## Short task
Skip every picture and transcribe the remaining material exactly.

## Dataset extract
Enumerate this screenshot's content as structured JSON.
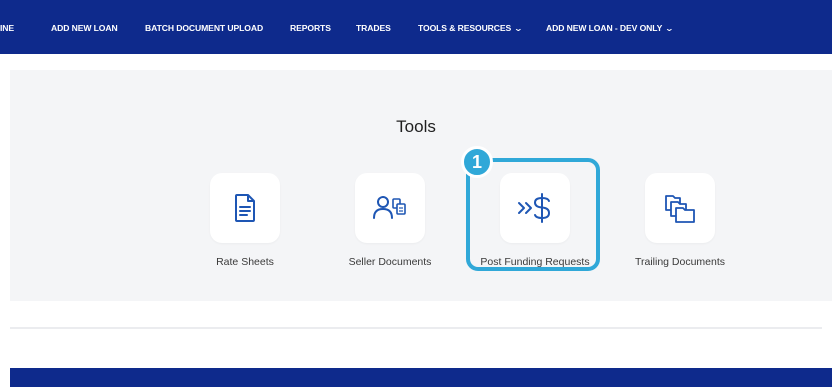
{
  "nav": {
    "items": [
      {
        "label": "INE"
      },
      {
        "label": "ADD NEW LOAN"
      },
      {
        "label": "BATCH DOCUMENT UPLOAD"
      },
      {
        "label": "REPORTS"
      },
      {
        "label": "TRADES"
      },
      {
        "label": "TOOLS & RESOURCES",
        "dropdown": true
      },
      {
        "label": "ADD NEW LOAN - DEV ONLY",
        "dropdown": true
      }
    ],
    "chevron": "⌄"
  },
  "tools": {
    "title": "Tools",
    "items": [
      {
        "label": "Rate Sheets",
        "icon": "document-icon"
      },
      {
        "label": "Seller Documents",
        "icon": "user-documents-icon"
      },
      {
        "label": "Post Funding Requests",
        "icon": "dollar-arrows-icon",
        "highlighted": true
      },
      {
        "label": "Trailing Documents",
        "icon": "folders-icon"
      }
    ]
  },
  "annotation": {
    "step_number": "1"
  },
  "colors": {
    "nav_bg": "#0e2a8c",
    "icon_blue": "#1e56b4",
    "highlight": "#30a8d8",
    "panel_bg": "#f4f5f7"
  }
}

## Task solution
Enumerate this screenshot's content as structured JSON.
{
  "nav": {
    "items": [
      {
        "label": "INE"
      },
      {
        "label": "ADD NEW LOAN"
      },
      {
        "label": "BATCH DOCUMENT UPLOAD"
      },
      {
        "label": "REPORTS"
      },
      {
        "label": "TRADES"
      },
      {
        "label": "TOOLS & RESOURCES",
        "dropdown": true
      },
      {
        "label": "ADD NEW LOAN - DEV ONLY",
        "dropdown": true
      }
    ],
    "chevron": "⌄"
  },
  "tools": {
    "title": "Tools",
    "items": [
      {
        "label": "Rate Sheets",
        "icon": "document-icon"
      },
      {
        "label": "Seller Documents",
        "icon": "user-documents-icon"
      },
      {
        "label": "Post Funding Requests",
        "icon": "dollar-arrows-icon",
        "highlighted": true
      },
      {
        "label": "Trailing Documents",
        "icon": "folders-icon"
      }
    ]
  },
  "annotation": {
    "step_number": "1"
  },
  "colors": {
    "nav_bg": "#0e2a8c",
    "icon_blue": "#1e56b4",
    "highlight": "#30a8d8",
    "panel_bg": "#f4f5f7"
  }
}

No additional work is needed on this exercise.